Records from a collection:
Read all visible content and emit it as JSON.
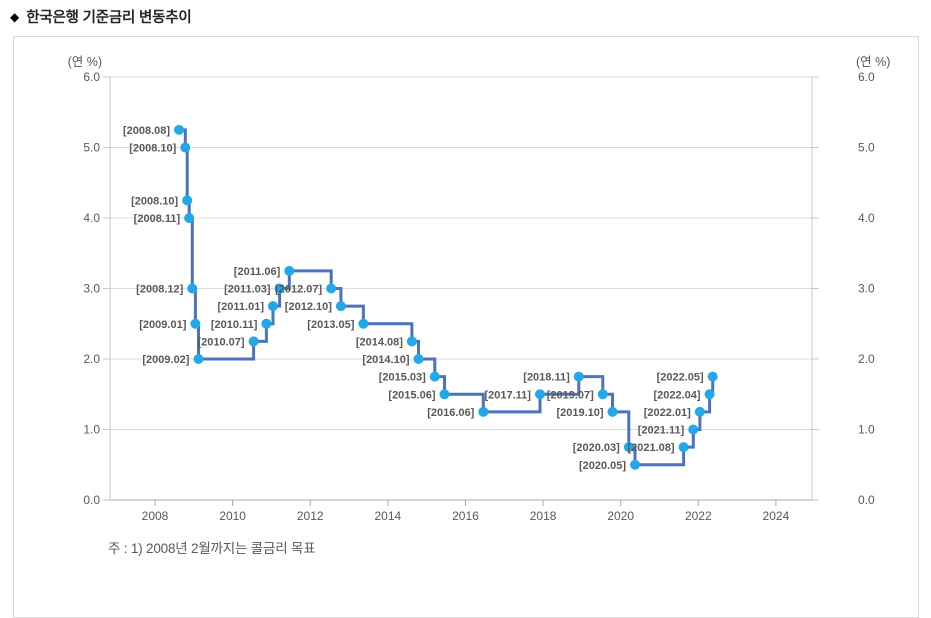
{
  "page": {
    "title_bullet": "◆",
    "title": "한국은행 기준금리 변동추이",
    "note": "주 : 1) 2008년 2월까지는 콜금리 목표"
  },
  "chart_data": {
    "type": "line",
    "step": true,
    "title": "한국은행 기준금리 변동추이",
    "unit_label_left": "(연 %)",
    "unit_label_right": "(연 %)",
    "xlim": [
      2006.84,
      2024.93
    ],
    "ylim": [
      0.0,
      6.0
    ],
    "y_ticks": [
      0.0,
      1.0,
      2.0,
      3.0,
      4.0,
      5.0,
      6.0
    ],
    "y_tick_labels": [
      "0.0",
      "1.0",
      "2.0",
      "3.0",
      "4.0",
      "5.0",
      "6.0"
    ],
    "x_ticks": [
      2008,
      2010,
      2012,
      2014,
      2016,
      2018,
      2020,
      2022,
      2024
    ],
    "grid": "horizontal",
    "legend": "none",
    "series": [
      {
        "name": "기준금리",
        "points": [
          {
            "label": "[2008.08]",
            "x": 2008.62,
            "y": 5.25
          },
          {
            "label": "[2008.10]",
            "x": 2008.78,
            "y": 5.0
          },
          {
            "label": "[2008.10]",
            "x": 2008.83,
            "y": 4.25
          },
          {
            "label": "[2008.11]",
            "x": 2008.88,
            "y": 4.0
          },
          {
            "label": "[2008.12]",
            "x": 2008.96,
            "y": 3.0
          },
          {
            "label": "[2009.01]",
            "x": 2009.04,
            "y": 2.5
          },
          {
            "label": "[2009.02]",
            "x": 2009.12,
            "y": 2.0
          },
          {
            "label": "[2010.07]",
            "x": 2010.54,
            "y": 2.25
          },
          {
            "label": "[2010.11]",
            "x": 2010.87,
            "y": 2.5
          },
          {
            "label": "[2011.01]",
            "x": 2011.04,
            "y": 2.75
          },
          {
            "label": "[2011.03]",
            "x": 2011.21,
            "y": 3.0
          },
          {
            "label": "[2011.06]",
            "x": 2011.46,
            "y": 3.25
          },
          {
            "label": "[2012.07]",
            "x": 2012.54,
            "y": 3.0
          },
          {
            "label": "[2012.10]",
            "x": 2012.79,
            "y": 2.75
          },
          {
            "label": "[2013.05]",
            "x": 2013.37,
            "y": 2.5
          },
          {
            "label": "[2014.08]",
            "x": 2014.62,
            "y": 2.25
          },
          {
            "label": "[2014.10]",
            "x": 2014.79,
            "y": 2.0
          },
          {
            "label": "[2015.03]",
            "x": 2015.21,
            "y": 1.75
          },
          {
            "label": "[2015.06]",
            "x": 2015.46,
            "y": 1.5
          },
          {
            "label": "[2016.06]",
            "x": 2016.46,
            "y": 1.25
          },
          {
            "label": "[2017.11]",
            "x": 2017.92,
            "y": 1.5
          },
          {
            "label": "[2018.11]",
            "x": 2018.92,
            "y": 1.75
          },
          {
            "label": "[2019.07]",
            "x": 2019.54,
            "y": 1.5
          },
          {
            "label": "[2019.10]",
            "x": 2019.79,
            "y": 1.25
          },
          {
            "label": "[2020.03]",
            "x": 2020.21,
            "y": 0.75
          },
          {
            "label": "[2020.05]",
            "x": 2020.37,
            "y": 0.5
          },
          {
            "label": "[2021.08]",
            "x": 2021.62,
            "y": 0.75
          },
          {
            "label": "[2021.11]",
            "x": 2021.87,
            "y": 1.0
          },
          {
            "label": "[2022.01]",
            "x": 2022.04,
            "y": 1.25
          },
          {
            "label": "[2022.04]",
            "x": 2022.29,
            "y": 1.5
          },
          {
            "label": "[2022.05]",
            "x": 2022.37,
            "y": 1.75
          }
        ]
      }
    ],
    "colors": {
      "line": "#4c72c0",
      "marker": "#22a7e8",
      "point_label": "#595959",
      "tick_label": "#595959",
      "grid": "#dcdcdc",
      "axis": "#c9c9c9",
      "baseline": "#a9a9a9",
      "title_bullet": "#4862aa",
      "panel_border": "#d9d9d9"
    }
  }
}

- _WORK TO BE COMPLETED_: Copy out all the data without changing anything, and drop the pictures.

- _TASK SOLUTION_:
Read all visible content and emit it as JSON.
{
  "page": {
    "title_bullet": "◆",
    "title": "한국은행 기준금리 변동추이",
    "note": "주 : 1) 2008년 2월까지는 콜금리 목표"
  },
  "chart_data": {
    "type": "line",
    "step": true,
    "title": "한국은행 기준금리 변동추이",
    "unit_label_left": "(연 %)",
    "unit_label_right": "(연 %)",
    "xlim": [
      2006.84,
      2024.93
    ],
    "ylim": [
      0.0,
      6.0
    ],
    "y_ticks": [
      0.0,
      1.0,
      2.0,
      3.0,
      4.0,
      5.0,
      6.0
    ],
    "y_tick_labels": [
      "0.0",
      "1.0",
      "2.0",
      "3.0",
      "4.0",
      "5.0",
      "6.0"
    ],
    "x_ticks": [
      2008,
      2010,
      2012,
      2014,
      2016,
      2018,
      2020,
      2022,
      2024
    ],
    "grid": "horizontal",
    "legend": "none",
    "series": [
      {
        "name": "기준금리",
        "points": [
          {
            "label": "[2008.08]",
            "x": 2008.62,
            "y": 5.25
          },
          {
            "label": "[2008.10]",
            "x": 2008.78,
            "y": 5.0
          },
          {
            "label": "[2008.10]",
            "x": 2008.83,
            "y": 4.25
          },
          {
            "label": "[2008.11]",
            "x": 2008.88,
            "y": 4.0
          },
          {
            "label": "[2008.12]",
            "x": 2008.96,
            "y": 3.0
          },
          {
            "label": "[2009.01]",
            "x": 2009.04,
            "y": 2.5
          },
          {
            "label": "[2009.02]",
            "x": 2009.12,
            "y": 2.0
          },
          {
            "label": "[2010.07]",
            "x": 2010.54,
            "y": 2.25
          },
          {
            "label": "[2010.11]",
            "x": 2010.87,
            "y": 2.5
          },
          {
            "label": "[2011.01]",
            "x": 2011.04,
            "y": 2.75
          },
          {
            "label": "[2011.03]",
            "x": 2011.21,
            "y": 3.0
          },
          {
            "label": "[2011.06]",
            "x": 2011.46,
            "y": 3.25
          },
          {
            "label": "[2012.07]",
            "x": 2012.54,
            "y": 3.0
          },
          {
            "label": "[2012.10]",
            "x": 2012.79,
            "y": 2.75
          },
          {
            "label": "[2013.05]",
            "x": 2013.37,
            "y": 2.5
          },
          {
            "label": "[2014.08]",
            "x": 2014.62,
            "y": 2.25
          },
          {
            "label": "[2014.10]",
            "x": 2014.79,
            "y": 2.0
          },
          {
            "label": "[2015.03]",
            "x": 2015.21,
            "y": 1.75
          },
          {
            "label": "[2015.06]",
            "x": 2015.46,
            "y": 1.5
          },
          {
            "label": "[2016.06]",
            "x": 2016.46,
            "y": 1.25
          },
          {
            "label": "[2017.11]",
            "x": 2017.92,
            "y": 1.5
          },
          {
            "label": "[2018.11]",
            "x": 2018.92,
            "y": 1.75
          },
          {
            "label": "[2019.07]",
            "x": 2019.54,
            "y": 1.5
          },
          {
            "label": "[2019.10]",
            "x": 2019.79,
            "y": 1.25
          },
          {
            "label": "[2020.03]",
            "x": 2020.21,
            "y": 0.75
          },
          {
            "label": "[2020.05]",
            "x": 2020.37,
            "y": 0.5
          },
          {
            "label": "[2021.08]",
            "x": 2021.62,
            "y": 0.75
          },
          {
            "label": "[2021.11]",
            "x": 2021.87,
            "y": 1.0
          },
          {
            "label": "[2022.01]",
            "x": 2022.04,
            "y": 1.25
          },
          {
            "label": "[2022.04]",
            "x": 2022.29,
            "y": 1.5
          },
          {
            "label": "[2022.05]",
            "x": 2022.37,
            "y": 1.75
          }
        ]
      }
    ],
    "colors": {
      "line": "#4c72c0",
      "marker": "#22a7e8",
      "point_label": "#595959",
      "tick_label": "#595959",
      "grid": "#dcdcdc",
      "axis": "#c9c9c9",
      "baseline": "#a9a9a9",
      "title_bullet": "#4862aa",
      "panel_border": "#d9d9d9"
    }
  }
}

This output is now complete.